─── Material ───

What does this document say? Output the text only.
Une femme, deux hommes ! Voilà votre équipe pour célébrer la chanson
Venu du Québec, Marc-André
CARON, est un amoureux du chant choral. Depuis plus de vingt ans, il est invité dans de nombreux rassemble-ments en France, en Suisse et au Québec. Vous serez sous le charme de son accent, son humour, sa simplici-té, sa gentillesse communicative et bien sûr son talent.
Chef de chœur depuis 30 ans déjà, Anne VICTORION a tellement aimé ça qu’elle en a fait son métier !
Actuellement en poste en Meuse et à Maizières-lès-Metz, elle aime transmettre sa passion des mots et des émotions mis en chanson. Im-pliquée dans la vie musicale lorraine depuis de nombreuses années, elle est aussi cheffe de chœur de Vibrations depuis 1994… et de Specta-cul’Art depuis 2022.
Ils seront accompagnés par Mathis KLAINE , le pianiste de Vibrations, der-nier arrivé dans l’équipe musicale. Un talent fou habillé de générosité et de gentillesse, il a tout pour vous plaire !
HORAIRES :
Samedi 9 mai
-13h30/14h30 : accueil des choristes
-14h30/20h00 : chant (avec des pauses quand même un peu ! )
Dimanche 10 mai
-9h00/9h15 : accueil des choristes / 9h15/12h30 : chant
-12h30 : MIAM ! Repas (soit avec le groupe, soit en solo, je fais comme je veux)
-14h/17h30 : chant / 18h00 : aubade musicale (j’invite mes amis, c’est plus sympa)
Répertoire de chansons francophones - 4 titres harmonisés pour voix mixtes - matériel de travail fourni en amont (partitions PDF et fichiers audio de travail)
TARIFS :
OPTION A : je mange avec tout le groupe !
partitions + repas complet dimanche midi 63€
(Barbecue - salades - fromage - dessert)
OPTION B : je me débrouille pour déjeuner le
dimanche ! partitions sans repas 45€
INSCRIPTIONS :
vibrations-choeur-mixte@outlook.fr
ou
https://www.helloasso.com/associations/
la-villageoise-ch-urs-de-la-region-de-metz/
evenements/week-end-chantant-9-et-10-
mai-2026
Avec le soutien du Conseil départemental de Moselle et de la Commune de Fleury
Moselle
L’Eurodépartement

───

**Work to complete**. Each line above is to be repeated exactly.

**Solution for this task**.
What does this document say? Output the text only.
Une femme, deux hommes ! Voilà votre équipe pour célébrer la chanson
Venu du Québec, Marc-André
CARON, est un amoureux du chant choral. Depuis plus de vingt ans, il est invité dans de nombreux rassemble-ments en France, en Suisse et au Québec. Vous serez sous le charme de son accent, son humour, sa simplici-té, sa gentillesse communicative et bien sûr son talent.
Chef de chœur depuis 30 ans déjà, Anne VICTORION a tellement aimé ça qu’elle en a fait son métier !
Actuellement en poste en Meuse et à Maizières-lès-Metz, elle aime transmettre sa passion des mots et des émotions mis en chanson. Im-pliquée dans la vie musicale lorraine depuis de nombreuses années, elle est aussi cheffe de chœur de Vibrations depuis 1994… et de Specta-cul’Art depuis 2022.
Ils seront accompagnés par Mathis KLAINE , le pianiste de Vibrations, der-nier arrivé dans l’équipe musicale. Un talent fou habillé de générosité et de gentillesse, il a tout pour vous plaire !
HORAIRES :
Samedi 9 mai
-13h30/14h30 : accueil des choristes
-14h30/20h00 : chant (avec des pauses quand même un peu ! )
Dimanche 10 mai
-9h00/9h15 : accueil des choristes / 9h15/12h30 : chant
-12h30 : MIAM ! Repas (soit avec le groupe, soit en solo, je fais comme je veux)
-14h/17h30 : chant / 18h00 : aubade musicale (j’invite mes amis, c’est plus sympa)
Répertoire de chansons francophones - 4 titres harmonisés pour voix mixtes - matériel de travail fourni en amont (partitions PDF et fichiers audio de travail)
TARIFS :
OPTION A : je mange avec tout le groupe !
partitions + repas complet dimanche midi 63€
(Barbecue - salades - fromage - dessert)
OPTION B : je me débrouille pour déjeuner le
dimanche ! partitions sans repas 45€
INSCRIPTIONS :
vibrations-choeur-mixte@outlook.fr
ou
https://www.helloasso.com/associations/
la-villageoise-ch-urs-de-la-region-de-metz/
evenements/week-end-chantant-9-et-10-
mai-2026
Avec le soutien du Conseil départemental de Moselle et de la Commune de Fleury
Moselle
L’Eurodépartement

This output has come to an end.